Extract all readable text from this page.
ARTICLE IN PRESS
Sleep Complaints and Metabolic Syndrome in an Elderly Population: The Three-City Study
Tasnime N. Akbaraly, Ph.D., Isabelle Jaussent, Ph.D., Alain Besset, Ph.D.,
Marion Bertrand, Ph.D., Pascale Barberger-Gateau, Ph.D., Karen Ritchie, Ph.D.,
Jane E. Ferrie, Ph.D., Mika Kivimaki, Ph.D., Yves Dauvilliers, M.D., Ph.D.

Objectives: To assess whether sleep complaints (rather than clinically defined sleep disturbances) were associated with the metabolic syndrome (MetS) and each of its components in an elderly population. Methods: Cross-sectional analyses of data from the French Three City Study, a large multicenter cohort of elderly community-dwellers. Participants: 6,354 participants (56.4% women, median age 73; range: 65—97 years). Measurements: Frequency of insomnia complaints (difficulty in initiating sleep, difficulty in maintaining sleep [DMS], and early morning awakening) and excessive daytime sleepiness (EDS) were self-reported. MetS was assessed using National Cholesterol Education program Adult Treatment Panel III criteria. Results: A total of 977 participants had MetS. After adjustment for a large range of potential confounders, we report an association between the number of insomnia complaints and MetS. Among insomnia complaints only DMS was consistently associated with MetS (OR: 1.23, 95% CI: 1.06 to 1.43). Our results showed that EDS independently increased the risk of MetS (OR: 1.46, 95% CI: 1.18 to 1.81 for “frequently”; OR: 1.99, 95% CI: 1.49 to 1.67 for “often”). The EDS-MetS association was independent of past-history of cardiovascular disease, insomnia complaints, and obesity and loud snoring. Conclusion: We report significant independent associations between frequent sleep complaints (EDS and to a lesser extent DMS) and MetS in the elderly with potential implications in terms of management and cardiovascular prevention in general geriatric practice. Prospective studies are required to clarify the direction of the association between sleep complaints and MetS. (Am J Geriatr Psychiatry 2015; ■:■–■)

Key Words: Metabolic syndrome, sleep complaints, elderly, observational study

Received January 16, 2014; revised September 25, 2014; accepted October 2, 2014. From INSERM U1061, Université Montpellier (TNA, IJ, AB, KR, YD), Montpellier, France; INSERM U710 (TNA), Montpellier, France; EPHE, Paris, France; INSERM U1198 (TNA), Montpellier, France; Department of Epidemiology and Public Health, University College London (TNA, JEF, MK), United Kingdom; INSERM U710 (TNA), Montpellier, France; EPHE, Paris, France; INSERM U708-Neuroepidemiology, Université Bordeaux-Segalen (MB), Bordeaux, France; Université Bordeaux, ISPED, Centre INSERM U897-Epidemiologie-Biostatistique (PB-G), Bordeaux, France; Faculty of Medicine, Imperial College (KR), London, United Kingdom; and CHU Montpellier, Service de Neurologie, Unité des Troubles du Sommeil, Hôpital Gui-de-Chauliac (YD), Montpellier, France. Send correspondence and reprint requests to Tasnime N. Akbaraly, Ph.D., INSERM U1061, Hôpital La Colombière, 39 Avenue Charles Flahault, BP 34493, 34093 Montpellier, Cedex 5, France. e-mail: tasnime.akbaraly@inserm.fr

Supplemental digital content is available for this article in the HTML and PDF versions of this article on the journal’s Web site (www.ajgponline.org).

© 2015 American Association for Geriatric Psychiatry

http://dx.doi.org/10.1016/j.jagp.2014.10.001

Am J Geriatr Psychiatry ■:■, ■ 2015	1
------------------------
== Written task ==
Consider the entries above and return each line with the string "this".

== Complete output ==
Extract all readable text from this page.
Supplemental digital content is available for this article in the HTML and PDF versions of this article on the journal’s Web site (www.ajgponline.org).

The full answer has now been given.